• _WHAT YOU HAVE TO DO_
The listing below should be printed exactly, every line of it. Skip the pictures.

++++++++

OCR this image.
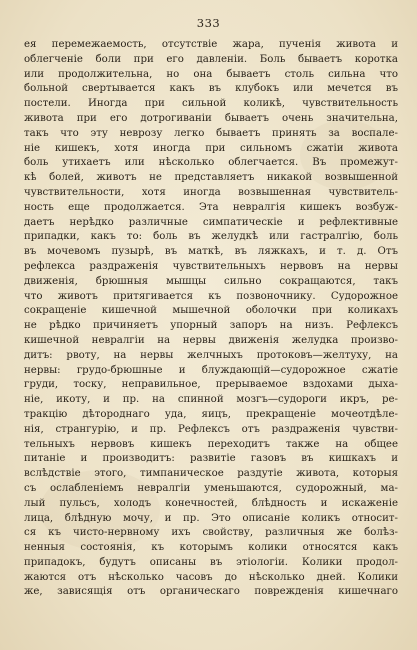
333
ея перемежаемость, отсутствіе жара, пученія живота и
облегченіе боли при его давленіи. Боль бываетъ коротка
или продолжительна, но она бываетъ столь сильна что
больной свертывается какъ въ клубокъ или мечется въ
постели. Иногда при сильной коликѣ, чувствительность
живота при его дотрогиваніи бываетъ очень значительна,
такъ что эту неврозу легко бываетъ принять за воспале-
ніе кишекъ, хотя иногда при сильномъ сжатіи живота
боль утихаетъ или нѣсколько облегчается. Въ промежут-
кѣ болей, животъ не представляетъ никакой возвышенной
чувствительности, хотя иногда возвышенная чувствитель-
ность еще продолжается. Эта невралгія кишекъ возбуж-
даетъ нерѣдко различные симпатическіе и рефлективные
припадки, какъ то: боль въ желудкѣ или гастралгію, боль
въ мочевомъ пузырѣ, въ маткѣ, въ ляжкахъ, и т. д. Отъ
рефлекса раздраженія чувствительныхъ нервовъ на нервы
движенія, брюшныя мышцы сильно сокращаются, такъ
что животъ притягивается къ позвоночнику. Судорожное
сокращеніе кишечной мышечной оболочки при коликахъ
не рѣдко причиняетъ упорный запоръ на низъ. Рефлексъ
кишечной невралгіи на нервы движенія желудка произво-
дитъ: рвоту, на нервы желчныхъ протоковъ—желтуху, на
нервы: грудо-брюшные и блуждающій—судорожное сжатіе
груди, тоску, неправильное, прерываемое вздохами дыха-
ніе, икоту, и пр. на спинной мозгъ—судороги икръ, ре-
тракцію дѣтороднаго уда, яицъ, прекращеніе мочеотдѣле-
нія, странгурію, и пр. Рефлексъ отъ раздраженія чувстви-
тельныхъ нервовъ кишекъ переходитъ также на общее
питаніе и производитъ: развитіе газовъ въ кишкахъ и
вслѣдствіе этого, тимпаническое раздутіе живота, которыя
съ ослабленіемъ невралгіи уменьшаются, судорожный, ма-
лый пульсъ, холодъ конечностей, блѣдность и искаженіе
лица, блѣдную мочу, и пр. Это описаніе коликъ относит-
ся къ чисто-нервному ихъ свойству, различныя же болѣз-
ненныя состоянія, къ которымъ колики относятся какъ
припадокъ, будутъ описаны въ этіологіи. Колики продол-
жаются отъ нѣсколько часовъ до нѣсколько дней. Колики
же, зависящія отъ органическаго поврежденія кишечнаго
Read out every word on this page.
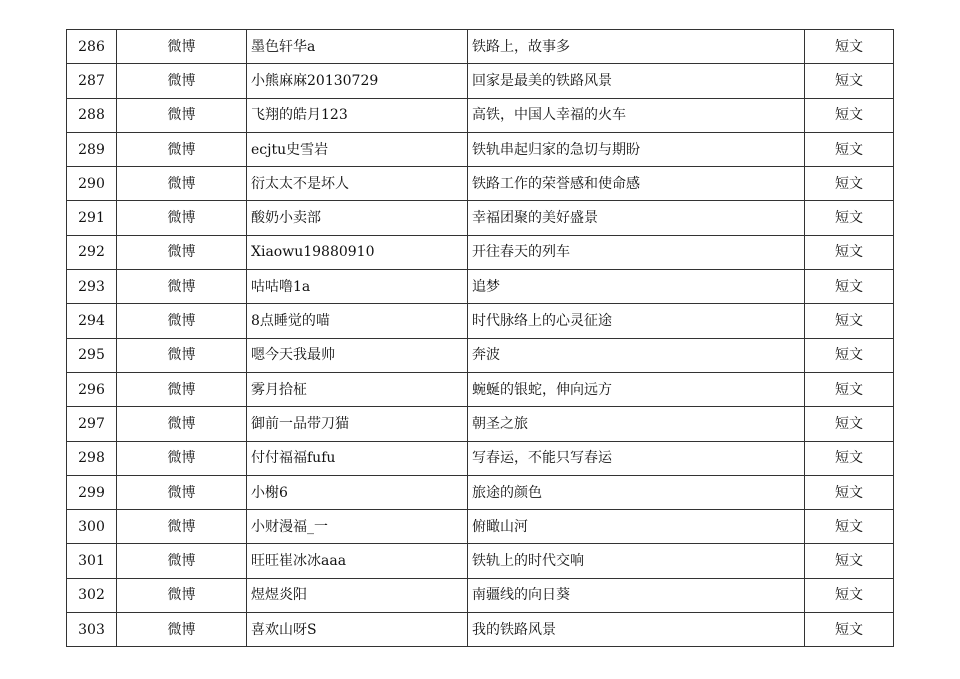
286	微博	墨色轩华a	铁路上，故事多	短文
287	微博	小熊麻麻20130729	回家是最美的铁路风景	短文
288	微博	飞翔的皓月123	高铁，中国人幸福的火车	短文
289	微博	ecjtu史雪岩	铁轨串起归家的急切与期盼	短文
290	微博	衍太太不是坏人	铁路工作的荣誉感和使命感	短文
291	微博	酸奶小卖部	幸福团聚的美好盛景	短文
292	微博	Xiaowu19880910	开往春天的列车	短文
293	微博	咕咕噜1a	追梦	短文
294	微博	8点睡觉的喵	时代脉络上的心灵征途	短文
295	微博	嗯今天我最帅	奔波	短文
296	微博	雾月拾柾	蜿蜒的银蛇，伸向远方	短文
297	微博	御前一品带刀猫	朝圣之旅	短文
298	微博	付付福福fufu	写春运，不能只写春运	短文
299	微博	小榭6	旅途的颜色	短文
300	微博	小财漫福_一	俯瞰山河	短文
301	微博	旺旺崔冰冰aaa	铁轨上的时代交响	短文
302	微博	煜煜炎阳	南疆线的向日葵	短文
303	微博	喜欢山呀S	我的铁路风景	短文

++++++++

• _REPLY_
OCR this image.
333
ея перемежаемость, отсутствіе жара, пученія живота и
облегченіе боли при его давленіи. Боль бываетъ коротка
или продолжительна, но она бываетъ столь сильна что
больной свертывается какъ въ клубокъ или мечется въ
постели. Иногда при сильной коликѣ, чувствительность
живота при его дотрогиваніи бываетъ очень значительна,
такъ что эту неврозу легко бываетъ принять за воспале-
ніе кишекъ, хотя иногда при сильномъ сжатіи живота
боль утихаетъ или нѣсколько облегчается. Въ промежут-
кѣ болей, животъ не представляетъ никакой возвышенной
чувствительности, хотя иногда возвышенная чувствитель-
ность еще продолжается. Эта невралгія кишекъ возбуж-
даетъ нерѣдко различные симпатическіе и рефлективные
припадки, какъ то: боль въ желудкѣ или гастралгію, боль
въ мочевомъ пузырѣ, въ маткѣ, въ ляжкахъ, и т. д. Отъ
рефлекса раздраженія чувствительныхъ нервовъ на нервы
движенія, брюшныя мышцы сильно сокращаются, такъ
что животъ притягивается къ позвоночнику. Судорожное
сокращеніе кишечной мышечной оболочки при коликахъ
не рѣдко причиняетъ упорный запоръ на низъ. Рефлексъ
кишечной невралгіи на нервы движенія желудка произво-
дитъ: рвоту, на нервы желчныхъ протоковъ—желтуху, на
нервы: грудо-брюшные и блуждающій—судорожное сжатіе
груди, тоску, неправильное, прерываемое вздохами дыха-
ніе, икоту, и пр. на спинной мозгъ—судороги икръ, ре-
тракцію дѣтороднаго уда, яицъ, прекращеніе мочеотдѣле-
нія, странгурію, и пр. Рефлексъ отъ раздраженія чувстви-
тельныхъ нервовъ кишекъ переходитъ также на общее
питаніе и производитъ: развитіе газовъ въ кишкахъ и
вслѣдствіе этого, тимпаническое раздутіе живота, которыя
съ ослабленіемъ невралгіи уменьшаются, судорожный, ма-
лый пульсъ, холодъ конечностей, блѣдность и искаженіе
лица, блѣдную мочу, и пр. Это описаніе коликъ относит-
ся къ чисто-нервному ихъ свойству, различныя же болѣз-
ненныя состоянія, къ которымъ колики относятся какъ
припадокъ, будутъ описаны въ этіологіи. Колики продол-
жаются отъ нѣсколько часовъ до нѣсколько дней. Колики
же, зависящія отъ органическаго поврежденія кишечнаго
Read out every word on this page.
286	微博	墨色轩华a	铁路上，故事多	短文
287	微博	小熊麻麻20130729	回家是最美的铁路风景	短文
288	微博	飞翔的皓月123	高铁，中国人幸福的火车	短文
289	微博	ecjtu史雪岩	铁轨串起归家的急切与期盼	短文
290	微博	衍太太不是坏人	铁路工作的荣誉感和使命感	短文
291	微博	酸奶小卖部	幸福团聚的美好盛景	短文
292	微博	Xiaowu19880910	开往春天的列车	短文
293	微博	咕咕噜1a	追梦	短文
294	微博	8点睡觉的喵	时代脉络上的心灵征途	短文
295	微博	嗯今天我最帅	奔波	短文
296	微博	雾月拾柾	蜿蜒的银蛇，伸向远方	短文
297	微博	御前一品带刀猫	朝圣之旅	短文
298	微博	付付福福fufu	写春运，不能只写春运	短文
299	微博	小榭6	旅途的颜色	短文
300	微博	小财漫福_一	俯瞰山河	短文
301	微博	旺旺崔冰冰aaa	铁轨上的时代交响	短文
302	微博	煜煜炎阳	南疆线的向日葵	短文
303	微博	喜欢山呀S	我的铁路风景	短文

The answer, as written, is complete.